Identify each line below containing the string "avoir" and copy it.

Dataset records
● ● ●

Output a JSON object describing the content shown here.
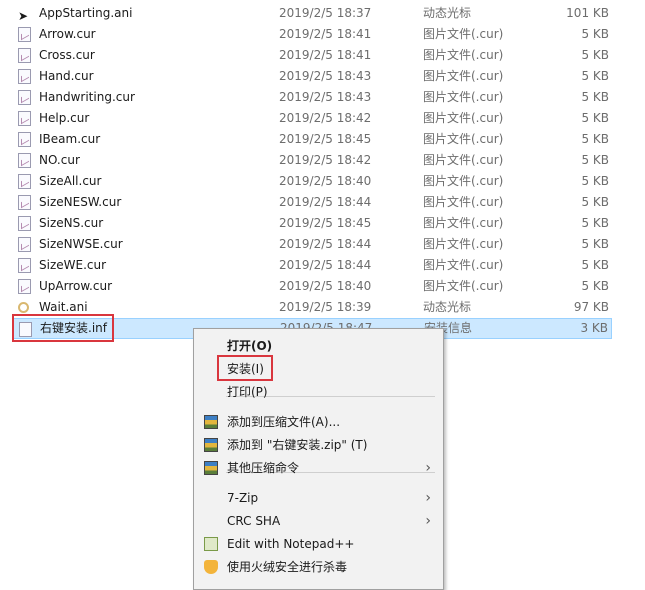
{
  "files": [
    {
      "name": "AppStarting.ani",
      "date": "2019/2/5 18:37",
      "type": "动态光标",
      "size": "101 KB",
      "icon": "animated-cursor-icon"
    },
    {
      "name": "Arrow.cur",
      "date": "2019/2/5 18:41",
      "type": "图片文件(.cur)",
      "size": "5 KB",
      "icon": "cursor-file-icon"
    },
    {
      "name": "Cross.cur",
      "date": "2019/2/5 18:41",
      "type": "图片文件(.cur)",
      "size": "5 KB",
      "icon": "cursor-file-icon"
    },
    {
      "name": "Hand.cur",
      "date": "2019/2/5 18:43",
      "type": "图片文件(.cur)",
      "size": "5 KB",
      "icon": "cursor-file-icon"
    },
    {
      "name": "Handwriting.cur",
      "date": "2019/2/5 18:43",
      "type": "图片文件(.cur)",
      "size": "5 KB",
      "icon": "cursor-file-icon"
    },
    {
      "name": "Help.cur",
      "date": "2019/2/5 18:42",
      "type": "图片文件(.cur)",
      "size": "5 KB",
      "icon": "cursor-file-icon"
    },
    {
      "name": "IBeam.cur",
      "date": "2019/2/5 18:45",
      "type": "图片文件(.cur)",
      "size": "5 KB",
      "icon": "cursor-file-icon"
    },
    {
      "name": "NO.cur",
      "date": "2019/2/5 18:42",
      "type": "图片文件(.cur)",
      "size": "5 KB",
      "icon": "cursor-file-icon"
    },
    {
      "name": "SizeAll.cur",
      "date": "2019/2/5 18:40",
      "type": "图片文件(.cur)",
      "size": "5 KB",
      "icon": "cursor-file-icon"
    },
    {
      "name": "SizeNESW.cur",
      "date": "2019/2/5 18:44",
      "type": "图片文件(.cur)",
      "size": "5 KB",
      "icon": "cursor-file-icon"
    },
    {
      "name": "SizeNS.cur",
      "date": "2019/2/5 18:45",
      "type": "图片文件(.cur)",
      "size": "5 KB",
      "icon": "cursor-file-icon"
    },
    {
      "name": "SizeNWSE.cur",
      "date": "2019/2/5 18:44",
      "type": "图片文件(.cur)",
      "size": "5 KB",
      "icon": "cursor-file-icon"
    },
    {
      "name": "SizeWE.cur",
      "date": "2019/2/5 18:44",
      "type": "图片文件(.cur)",
      "size": "5 KB",
      "icon": "cursor-file-icon"
    },
    {
      "name": "UpArrow.cur",
      "date": "2019/2/5 18:40",
      "type": "图片文件(.cur)",
      "size": "5 KB",
      "icon": "cursor-file-icon"
    },
    {
      "name": "Wait.ani",
      "date": "2019/2/5 18:39",
      "type": "动态光标",
      "size": "97 KB",
      "icon": "wait-cursor-icon"
    },
    {
      "name": "右键安装.inf",
      "date": "2019/2/5 18:47",
      "type": "安装信息",
      "size": "3 KB",
      "icon": "inf-file-icon",
      "selected": true
    }
  ],
  "context_menu": {
    "items": [
      {
        "label": "打开(O)",
        "bold": true
      },
      {
        "label": "安装(I)",
        "highlighted": true
      },
      {
        "label": "打印(P)"
      },
      {
        "label": "添加到压缩文件(A)...",
        "icon": "winrar-icon"
      },
      {
        "label": "添加到 \"右键安装.zip\" (T)",
        "icon": "winrar-icon"
      },
      {
        "label": "其他压缩命令",
        "icon": "winrar-icon",
        "submenu": true
      },
      {
        "label": "7-Zip",
        "submenu": true
      },
      {
        "label": "CRC SHA",
        "submenu": true
      },
      {
        "label": "Edit with Notepad++",
        "icon": "notepad-plus-plus-icon"
      },
      {
        "label": "使用火绒安全进行杀毒",
        "icon": "huorong-shield-icon"
      }
    ]
  },
  "colors": {
    "selection": "#cce8ff",
    "highlight_box": "#d9363e"
  }
}
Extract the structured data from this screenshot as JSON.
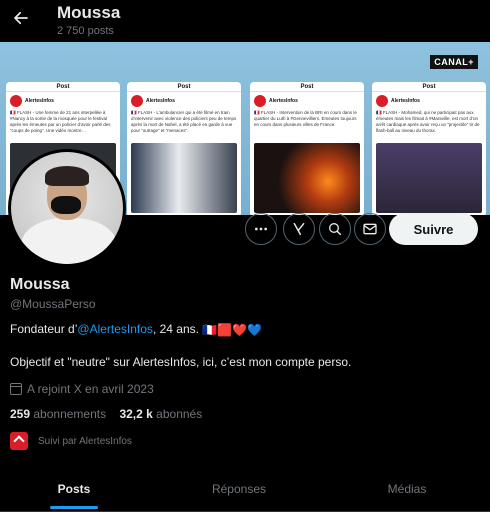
{
  "header": {
    "title": "Moussa",
    "post_count": "2 750 posts"
  },
  "banner": {
    "watermark": "CANAL+",
    "cards": [
      {
        "head": "Post",
        "name": "AlertesInfos",
        "text": "🇫🇷 FLASH - Une femme de 21 ans interpellée à #Nancy à la sortie de la mosquée pour le festival après les émeutes par un policier d’avoir parlé des “coups de poing”. Une vidéo montre…",
        "img": "#2c2f33"
      },
      {
        "head": "Post",
        "name": "AlertesInfos",
        "text": "🇫🇷 FLASH - L’ambulancier qui a été filmé en train d’intervenir avec violence des policiers peu de temps après la mort de Nahel, a été placé en garde à vue pour “outrage” et “menaces”.",
        "img": "#4a4e55"
      },
      {
        "head": "Post",
        "name": "AlertesInfos",
        "text": "🇫🇷 FLASH - Intervention de la BRI en cours dans le quartier du Luth à #Gennevilliers. Émeutes toujours en cours dans plusieurs villes de France.",
        "img": "#2a1a12"
      },
      {
        "head": "Post",
        "name": "AlertesInfos",
        "text": "🇫🇷 FLASH - Mohamed, qui ne participait pas aux émeutes mais les filmait à #Marseille, est mort d’un arrêt cardiaque après avoir reçu un “projectile” tir de flash-ball au niveau du thorax.",
        "img": "#3b3550"
      }
    ]
  },
  "actions": {
    "more_icon": "more-icon",
    "grok_icon": "grok-icon",
    "search_icon": "search-icon",
    "message_icon": "envelope-icon",
    "follow_label": "Suivre"
  },
  "profile": {
    "name": "Moussa",
    "handle": "@MoussaPerso",
    "bio1_prefix": "Fondateur d’",
    "bio1_link": "@AlertesInfos",
    "bio1_suffix": ", 24 ans.",
    "bio1_emojis": "🇫🇷🟥❤️💙",
    "bio2": "Objectif et \"neutre\" sur AlertesInfos, ici, c’est mon compte perso.",
    "joined": "A rejoint X en avril 2023",
    "following_count": "259",
    "following_label": "abonnements",
    "followers_count": "32,2 k",
    "followers_label": "abonnés",
    "followed_by": "Suivi par AlertesInfos"
  },
  "tabs": [
    {
      "label": "Posts",
      "active": true
    },
    {
      "label": "Réponses",
      "active": false
    },
    {
      "label": "Médias",
      "active": false
    }
  ],
  "colors": {
    "accent": "#1d9bf0",
    "background": "#000000",
    "alertes_red": "#d91e2a"
  }
}
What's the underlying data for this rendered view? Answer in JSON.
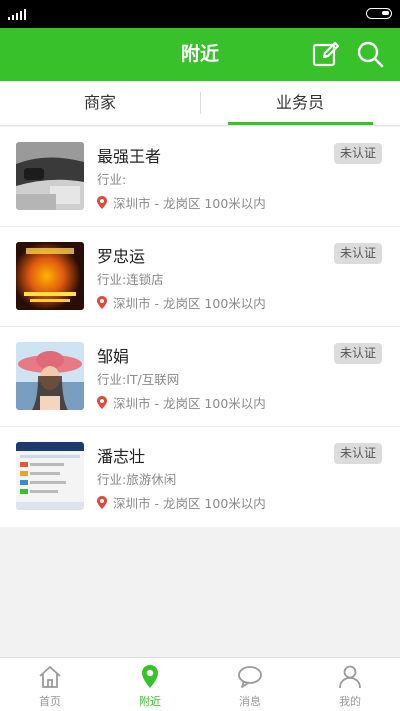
{
  "header": {
    "title": "附近"
  },
  "tabs": {
    "merchants": "商家",
    "salesmen": "业务员"
  },
  "colors": {
    "brand": "#38c12b",
    "pin": "#e04a3c",
    "badge_bg": "#dcdcdc"
  },
  "list": {
    "items": [
      {
        "name": "最强王者",
        "industry": "行业:",
        "location": "深圳市 - 龙岗区 100米以内",
        "badge": "未认证",
        "avatar": "car-interior-photo"
      },
      {
        "name": "罗忠运",
        "industry": "行业:连锁店",
        "location": "深圳市 - 龙岗区 100米以内",
        "badge": "未认证",
        "avatar": "orange-poster-photo"
      },
      {
        "name": "邹娟",
        "industry": "行业:IT/互联网",
        "location": "深圳市 - 龙岗区 100米以内",
        "badge": "未认证",
        "avatar": "woman-hat-photo"
      },
      {
        "name": "潘志壮",
        "industry": "行业:旅游休闲",
        "location": "深圳市 - 龙岗区 100米以内",
        "badge": "未认证",
        "avatar": "app-screenshot-photo"
      }
    ]
  },
  "nav": {
    "home": "首页",
    "nearby": "附近",
    "messages": "消息",
    "mine": "我的"
  },
  "icons": {
    "edit": "edit-icon",
    "search": "search-icon",
    "pin": "location-pin-icon",
    "home": "home-icon",
    "nearby": "map-pin-icon",
    "messages": "chat-bubble-icon",
    "mine": "user-icon"
  }
}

● ● ●

▶ [CORRECT OUTPUT]
        "text": "🇫🇷 FLASH - Une femme de 21 ans interpellée à #Nancy à la sortie de la mosquée pour le festival après les émeutes par un policier d’avoir parlé des “coups de poing”. Une vidéo montre…",
        "text": "🇫🇷 FLASH - Mohamed, qui ne participait pas aux émeutes mais les filmait à #Marseille, est mort d’un arrêt cardiaque après avoir reçu un “projectile” tir de flash-ball au niveau du thorax.",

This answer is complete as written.